WORK TO BE COMPLETED: Write out all of the lines below, exactly and completely.

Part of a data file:

BEGIN

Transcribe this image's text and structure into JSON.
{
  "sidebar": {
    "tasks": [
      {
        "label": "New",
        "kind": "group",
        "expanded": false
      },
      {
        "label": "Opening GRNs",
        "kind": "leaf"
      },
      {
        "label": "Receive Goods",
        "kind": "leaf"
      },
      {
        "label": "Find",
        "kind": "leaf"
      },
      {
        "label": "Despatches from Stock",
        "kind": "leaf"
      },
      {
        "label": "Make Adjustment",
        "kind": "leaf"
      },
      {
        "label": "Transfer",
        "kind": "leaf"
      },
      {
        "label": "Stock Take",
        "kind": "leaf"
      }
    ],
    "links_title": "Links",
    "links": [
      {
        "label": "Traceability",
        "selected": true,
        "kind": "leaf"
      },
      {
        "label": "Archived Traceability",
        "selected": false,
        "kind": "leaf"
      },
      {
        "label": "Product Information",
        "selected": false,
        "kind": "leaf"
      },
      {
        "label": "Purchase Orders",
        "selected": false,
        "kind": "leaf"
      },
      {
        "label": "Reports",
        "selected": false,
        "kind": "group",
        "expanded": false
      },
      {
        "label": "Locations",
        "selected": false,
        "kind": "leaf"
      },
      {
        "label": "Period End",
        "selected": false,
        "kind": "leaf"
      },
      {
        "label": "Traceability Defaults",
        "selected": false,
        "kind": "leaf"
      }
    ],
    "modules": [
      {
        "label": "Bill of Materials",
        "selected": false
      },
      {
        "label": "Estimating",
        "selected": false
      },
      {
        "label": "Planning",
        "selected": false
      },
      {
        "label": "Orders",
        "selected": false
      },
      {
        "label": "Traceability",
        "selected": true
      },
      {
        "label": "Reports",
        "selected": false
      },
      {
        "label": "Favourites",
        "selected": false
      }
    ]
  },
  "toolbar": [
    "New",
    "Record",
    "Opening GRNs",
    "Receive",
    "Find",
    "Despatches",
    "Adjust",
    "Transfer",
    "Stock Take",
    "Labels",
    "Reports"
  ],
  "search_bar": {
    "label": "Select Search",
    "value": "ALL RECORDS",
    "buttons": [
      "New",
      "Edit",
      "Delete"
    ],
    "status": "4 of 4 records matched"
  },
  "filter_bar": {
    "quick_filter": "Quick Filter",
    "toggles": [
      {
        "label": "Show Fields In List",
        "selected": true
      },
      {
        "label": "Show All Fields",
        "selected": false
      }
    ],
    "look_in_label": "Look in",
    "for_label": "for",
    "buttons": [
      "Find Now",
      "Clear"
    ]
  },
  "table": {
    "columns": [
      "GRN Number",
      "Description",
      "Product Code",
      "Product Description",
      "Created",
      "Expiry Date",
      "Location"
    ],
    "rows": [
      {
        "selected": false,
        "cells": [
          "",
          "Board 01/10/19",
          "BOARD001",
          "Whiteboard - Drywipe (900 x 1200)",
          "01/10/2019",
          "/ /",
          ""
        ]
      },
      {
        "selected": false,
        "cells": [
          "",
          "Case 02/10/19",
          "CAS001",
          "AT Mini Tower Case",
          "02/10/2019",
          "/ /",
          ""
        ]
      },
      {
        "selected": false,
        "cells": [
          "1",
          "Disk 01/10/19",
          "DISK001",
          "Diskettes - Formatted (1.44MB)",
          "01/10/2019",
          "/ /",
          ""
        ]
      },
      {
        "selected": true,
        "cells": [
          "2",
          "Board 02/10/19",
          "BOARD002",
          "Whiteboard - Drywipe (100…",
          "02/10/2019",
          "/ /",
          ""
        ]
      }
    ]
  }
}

END

THE OUTPUT:
Transcribe this image's text and structure into JSON.
{
  "sidebar": {
    "tasks": [
      {
        "label": "New",
        "kind": "group",
        "expanded": false
      },
      {
        "label": "Opening GRNs",
        "kind": "leaf"
      },
      {
        "label": "Receive Goods",
        "kind": "leaf"
      },
      {
        "label": "Find",
        "kind": "leaf"
      },
      {
        "label": "Despatches from Stock",
        "kind": "leaf"
      },
      {
        "label": "Make Adjustment",
        "kind": "leaf"
      },
      {
        "label": "Transfer",
        "kind": "leaf"
      },
      {
        "label": "Stock Take",
        "kind": "leaf"
      }
    ],
    "links_title": "Links",
    "links": [
      {
        "label": "Traceability",
        "selected": true,
        "kind": "leaf"
      },
      {
        "label": "Archived Traceability",
        "selected": false,
        "kind": "leaf"
      },
      {
        "label": "Product Information",
        "selected": false,
        "kind": "leaf"
      },
      {
        "label": "Purchase Orders",
        "selected": false,
        "kind": "leaf"
      },
      {
        "label": "Reports",
        "selected": false,
        "kind": "group",
        "expanded": false
      },
      {
        "label": "Locations",
        "selected": false,
        "kind": "leaf"
      },
      {
        "label": "Period End",
        "selected": false,
        "kind": "leaf"
      },
      {
        "label": "Traceability Defaults",
        "selected": false,
        "kind": "leaf"
      }
    ],
    "modules": [
      {
        "label": "Bill of Materials",
        "selected": false
      },
      {
        "label": "Estimating",
        "selected": false
      },
      {
        "label": "Planning",
        "selected": false
      },
      {
        "label": "Orders",
        "selected": false
      },
      {
        "label": "Traceability",
        "selected": true
      },
      {
        "label": "Reports",
        "selected": false
      },
      {
        "label": "Favourites",
        "selected": false
      }
    ]
  },
  "toolbar": [
    "New",
    "Record",
    "Opening GRNs",
    "Receive",
    "Find",
    "Despatches",
    "Adjust",
    "Transfer",
    "Stock Take",
    "Labels",
    "Reports"
  ],
  "search_bar": {
    "label": "Select Search",
    "value": "ALL RECORDS",
    "buttons": [
      "New",
      "Edit",
      "Delete"
    ],
    "status": "4 of 4 records matched"
  },
  "filter_bar": {
    "quick_filter": "Quick Filter",
    "toggles": [
      {
        "label": "Show Fields In List",
        "selected": true
      },
      {
        "label": "Show All Fields",
        "selected": false
      }
    ],
    "look_in_label": "Look in",
    "for_label": "for",
    "buttons": [
      "Find Now",
      "Clear"
    ]
  },
  "table": {
    "columns": [
      "GRN Number",
      "Description",
      "Product Code",
      "Product Description",
      "Created",
      "Expiry Date",
      "Location"
    ],
    "rows": [
      {
        "selected": false,
        "cells": [
          "",
          "Board 01/10/19",
          "BOARD001",
          "Whiteboard - Drywipe (900 x 1200)",
          "01/10/2019",
          "/ /",
          ""
        ]
      },
      {
        "selected": false,
        "cells": [
          "",
          "Case 02/10/19",
          "CAS001",
          "AT Mini Tower Case",
          "02/10/2019",
          "/ /",
          ""
        ]
      },
      {
        "selected": false,
        "cells": [
          "1",
          "Disk 01/10/19",
          "DISK001",
          "Diskettes - Formatted (1.44MB)",
          "01/10/2019",
          "/ /",
          ""
        ]
      },
      {
        "selected": true,
        "cells": [
          "2",
          "Board 02/10/19",
          "BOARD002",
          "Whiteboard - Drywipe (100…",
          "02/10/2019",
          "/ /",
          ""
        ]
      }
    ]
  }
}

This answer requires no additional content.